__REQUIRED WORK__
List, from the lines below, each one with "title" in it.

Dataset rows:
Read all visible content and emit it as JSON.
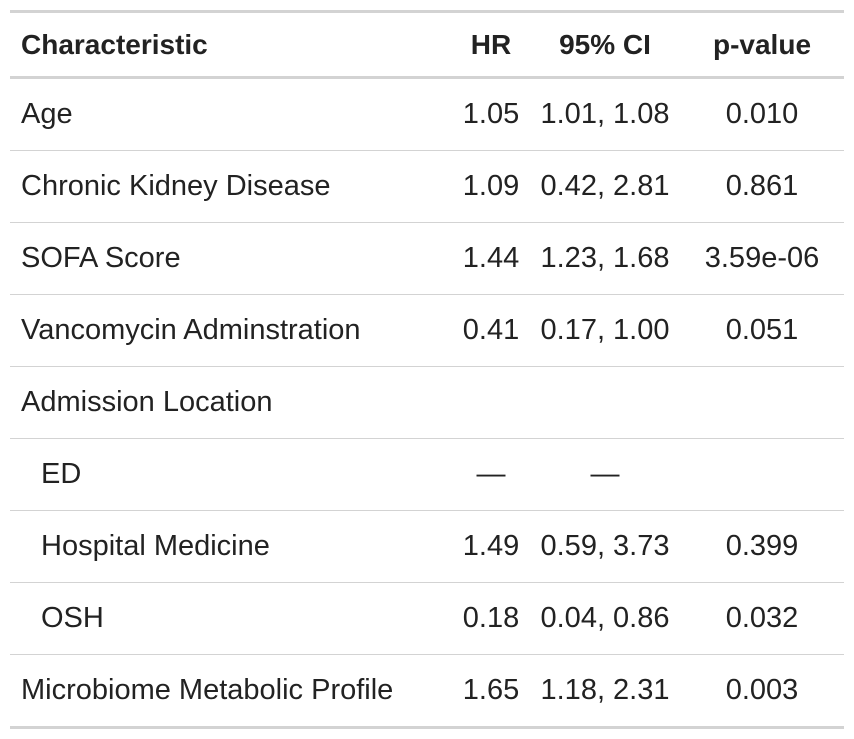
{
  "table": {
    "headers": {
      "characteristic": "Characteristic",
      "hr": "HR",
      "ci": "95% CI",
      "p": "p-value"
    },
    "rows": [
      {
        "label": "Age",
        "hr": "1.05",
        "ci": "1.01, 1.08",
        "p": "0.010",
        "indent": false
      },
      {
        "label": "Chronic Kidney Disease",
        "hr": "1.09",
        "ci": "0.42, 2.81",
        "p": "0.861",
        "indent": false
      },
      {
        "label": "SOFA Score",
        "hr": "1.44",
        "ci": "1.23, 1.68",
        "p": "3.59e-06",
        "indent": false
      },
      {
        "label": "Vancomycin Adminstration",
        "hr": "0.41",
        "ci": "0.17, 1.00",
        "p": "0.051",
        "indent": false
      },
      {
        "label": "Admission Location",
        "hr": "",
        "ci": "",
        "p": "",
        "indent": false
      },
      {
        "label": "ED",
        "hr": "—",
        "ci": "—",
        "p": "",
        "indent": true
      },
      {
        "label": "Hospital Medicine",
        "hr": "1.49",
        "ci": "0.59, 3.73",
        "p": "0.399",
        "indent": true
      },
      {
        "label": "OSH",
        "hr": "0.18",
        "ci": "0.04, 0.86",
        "p": "0.032",
        "indent": true
      },
      {
        "label": "Microbiome Metabolic Profile",
        "hr": "1.65",
        "ci": "1.18, 2.31",
        "p": "0.003",
        "indent": false
      }
    ]
  }
}
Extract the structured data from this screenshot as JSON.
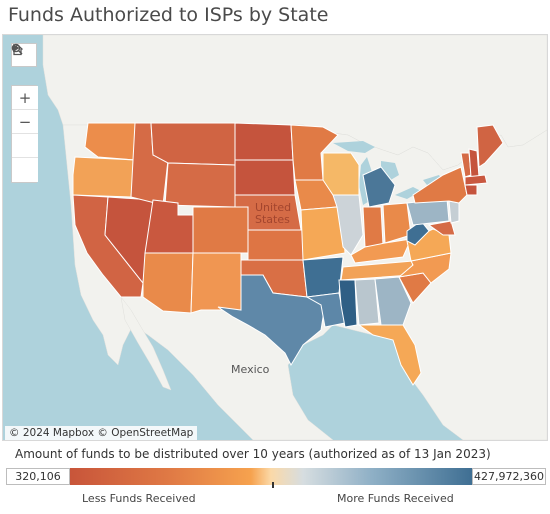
{
  "title": "Funds Authorized to ISPs by State",
  "map": {
    "country_label_us": "United States",
    "country_label_mx": "Mexico",
    "attribution": "© 2024 Mapbox © OpenStreetMap",
    "toolbar": {
      "search_icon": "search-icon",
      "zoom_in_label": "+",
      "zoom_out_label": "−",
      "home_icon": "home-icon",
      "pan_icon": "play-icon"
    },
    "colors": {
      "water": "#aed2dc",
      "land": "#f2f2ee",
      "state_border": "#ffffff",
      "low": "#c8553a",
      "mid_low": "#f6a24e",
      "neutral": "#d6dde0",
      "high": "#3f6f93"
    }
  },
  "legend": {
    "title": "Amount of funds to be distributed over 10 years (authorized as of 13 Jan 2023)",
    "min_label": "320,106",
    "max_label": "427,972,360",
    "low_caption": "Less Funds Received",
    "high_caption": "More Funds Received"
  }
}
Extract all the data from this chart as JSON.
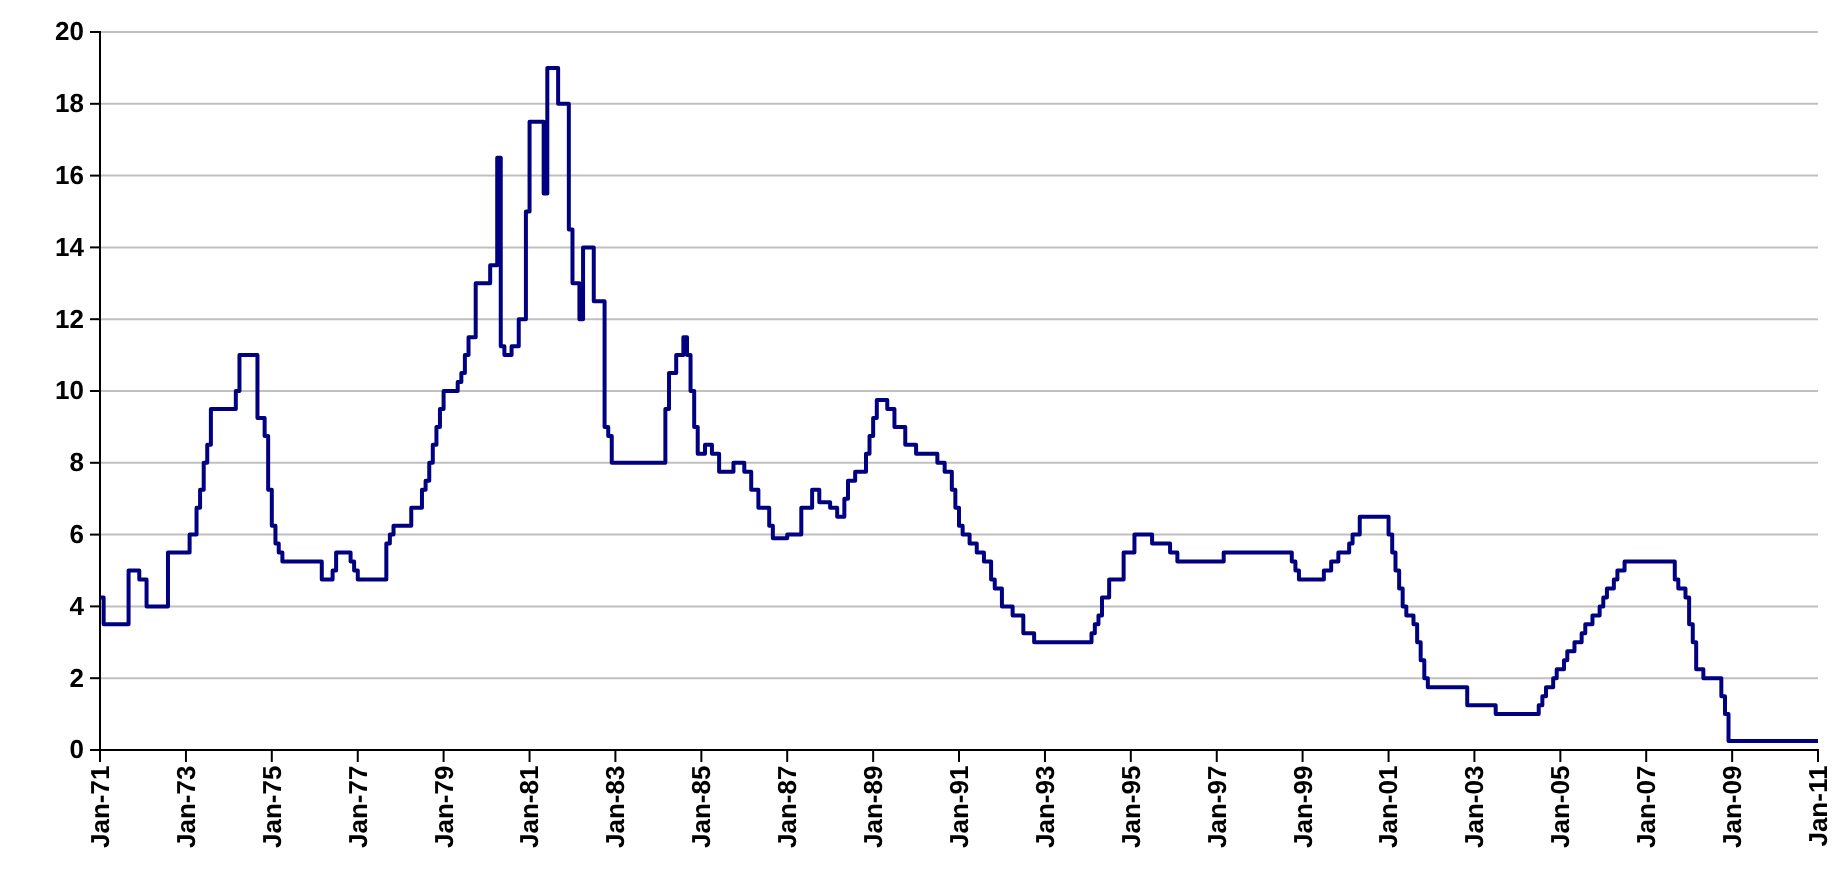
{
  "chart_data": {
    "type": "step",
    "series": [
      {
        "color": "#000080",
        "x": [
          "1971-01",
          "1971-02",
          "1971-09",
          "1971-12",
          "1972-02",
          "1972-08",
          "1973-02",
          "1973-04",
          "1973-05",
          "1973-06",
          "1973-07",
          "1973-08",
          "1974-03",
          "1974-04",
          "1974-05",
          "1974-09",
          "1974-11",
          "1974-12",
          "1975-01",
          "1975-02",
          "1975-03",
          "1975-04",
          "1976-03",
          "1976-06",
          "1976-07",
          "1976-11",
          "1976-12",
          "1977-01",
          "1977-09",
          "1977-10",
          "1977-11",
          "1978-04",
          "1978-07",
          "1978-08",
          "1978-09",
          "1978-10",
          "1978-11",
          "1978-12",
          "1979-01",
          "1979-05",
          "1979-06",
          "1979-07",
          "1979-08",
          "1979-10",
          "1980-02",
          "1980-04",
          "1980-05",
          "1980-06",
          "1980-08",
          "1980-10",
          "1980-12",
          "1981-01",
          "1981-05",
          "1981-06",
          "1981-09",
          "1981-12",
          "1982-01",
          "1982-03",
          "1982-04",
          "1982-07",
          "1982-10",
          "1982-11",
          "1982-12",
          "1984-03",
          "1984-04",
          "1984-06",
          "1984-08",
          "1984-09",
          "1984-10",
          "1984-11",
          "1984-12",
          "1985-02",
          "1985-04",
          "1985-06",
          "1985-10",
          "1986-01",
          "1986-03",
          "1986-05",
          "1986-08",
          "1986-09",
          "1987-01",
          "1987-05",
          "1987-08",
          "1987-10",
          "1988-01",
          "1988-03",
          "1988-05",
          "1988-06",
          "1988-08",
          "1988-11",
          "1988-12",
          "1989-01",
          "1989-02",
          "1989-05",
          "1989-07",
          "1989-10",
          "1990-01",
          "1990-07",
          "1990-09",
          "1990-11",
          "1990-12",
          "1991-01",
          "1991-02",
          "1991-04",
          "1991-06",
          "1991-08",
          "1991-10",
          "1991-11",
          "1992-01",
          "1992-04",
          "1992-07",
          "1992-10",
          "1994-02",
          "1994-03",
          "1994-04",
          "1994-05",
          "1994-07",
          "1994-11",
          "1995-02",
          "1995-07",
          "1995-12",
          "1996-02",
          "1997-03",
          "1998-10",
          "1998-11",
          "1998-12",
          "1999-07",
          "1999-09",
          "1999-11",
          "2000-02",
          "2000-03",
          "2000-05",
          "2001-01",
          "2001-02",
          "2001-03",
          "2001-04",
          "2001-05",
          "2001-06",
          "2001-08",
          "2001-09",
          "2001-10",
          "2001-11",
          "2001-12",
          "2002-11",
          "2003-07",
          "2004-07",
          "2004-08",
          "2004-09",
          "2004-11",
          "2004-12",
          "2005-02",
          "2005-03",
          "2005-05",
          "2005-07",
          "2005-08",
          "2005-10",
          "2005-12",
          "2006-01",
          "2006-02",
          "2006-04",
          "2006-05",
          "2006-07",
          "2007-09",
          "2007-10",
          "2007-12",
          "2008-01",
          "2008-02",
          "2008-03",
          "2008-05",
          "2008-10",
          "2008-11",
          "2008-12",
          "2011-01"
        ],
        "values": [
          4.25,
          3.5,
          5.0,
          4.75,
          4.0,
          5.5,
          6.0,
          6.75,
          7.25,
          8.0,
          8.5,
          9.5,
          10.0,
          11.0,
          11.0,
          9.25,
          8.75,
          7.25,
          6.25,
          5.75,
          5.5,
          5.25,
          4.75,
          5.0,
          5.5,
          5.25,
          5.0,
          4.75,
          5.75,
          6.0,
          6.25,
          6.75,
          7.25,
          7.5,
          8.0,
          8.5,
          9.0,
          9.5,
          10.0,
          10.25,
          10.5,
          11.0,
          11.5,
          13.0,
          13.5,
          16.5,
          11.25,
          11.0,
          11.25,
          12.0,
          15.0,
          17.5,
          15.5,
          19.0,
          18.0,
          14.5,
          13.0,
          12.0,
          14.0,
          12.5,
          9.0,
          8.75,
          8.0,
          9.5,
          10.5,
          11.0,
          11.5,
          11.0,
          10.0,
          9.0,
          8.25,
          8.5,
          8.25,
          7.75,
          8.0,
          7.75,
          7.25,
          6.75,
          6.25,
          5.9,
          6.0,
          6.75,
          7.25,
          6.9,
          6.75,
          6.5,
          7.0,
          7.5,
          7.75,
          8.25,
          8.75,
          9.25,
          9.75,
          9.5,
          9.0,
          8.5,
          8.25,
          8.0,
          7.75,
          7.25,
          6.75,
          6.25,
          6.0,
          5.75,
          5.5,
          5.25,
          4.75,
          4.5,
          4.0,
          3.75,
          3.25,
          3.0,
          3.25,
          3.5,
          3.75,
          4.25,
          4.75,
          5.5,
          6.0,
          5.75,
          5.5,
          5.25,
          5.5,
          5.25,
          5.0,
          4.75,
          5.0,
          5.25,
          5.5,
          5.75,
          6.0,
          6.5,
          6.0,
          5.5,
          5.0,
          4.5,
          4.0,
          3.75,
          3.5,
          3.0,
          2.5,
          2.0,
          1.75,
          1.25,
          1.0,
          1.25,
          1.5,
          1.75,
          2.0,
          2.25,
          2.5,
          2.75,
          3.0,
          3.25,
          3.5,
          3.75,
          4.0,
          4.25,
          4.5,
          4.75,
          5.0,
          5.25,
          4.75,
          4.5,
          4.25,
          3.5,
          3.0,
          2.25,
          2.0,
          1.5,
          1.0,
          0.25,
          0.25
        ]
      }
    ],
    "xlim": [
      "1971-01",
      "2011-01"
    ],
    "xticks": [
      {
        "value": "1971-01",
        "label": "Jan-71"
      },
      {
        "value": "1973-01",
        "label": "Jan-73"
      },
      {
        "value": "1975-01",
        "label": "Jan-75"
      },
      {
        "value": "1977-01",
        "label": "Jan-77"
      },
      {
        "value": "1979-01",
        "label": "Jan-79"
      },
      {
        "value": "1981-01",
        "label": "Jan-81"
      },
      {
        "value": "1983-01",
        "label": "Jan-83"
      },
      {
        "value": "1985-01",
        "label": "Jan-85"
      },
      {
        "value": "1987-01",
        "label": "Jan-87"
      },
      {
        "value": "1989-01",
        "label": "Jan-89"
      },
      {
        "value": "1991-01",
        "label": "Jan-91"
      },
      {
        "value": "1993-01",
        "label": "Jan-93"
      },
      {
        "value": "1995-01",
        "label": "Jan-95"
      },
      {
        "value": "1997-01",
        "label": "Jan-97"
      },
      {
        "value": "1999-01",
        "label": "Jan-99"
      },
      {
        "value": "2001-01",
        "label": "Jan-01"
      },
      {
        "value": "2003-01",
        "label": "Jan-03"
      },
      {
        "value": "2005-01",
        "label": "Jan-05"
      },
      {
        "value": "2007-01",
        "label": "Jan-07"
      },
      {
        "value": "2009-01",
        "label": "Jan-09"
      },
      {
        "value": "2011-01",
        "label": "Jan-11"
      }
    ],
    "ylim": [
      0,
      20
    ],
    "yticks": [
      0,
      2,
      4,
      6,
      8,
      10,
      12,
      14,
      16,
      18,
      20
    ],
    "grid": "y"
  }
}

__RESULT__
  "title": "Funds Authorized to ISPs by State",
    "title": "Amount of funds to be distributed over 10 years (authorized as of 13 Jan 2023)",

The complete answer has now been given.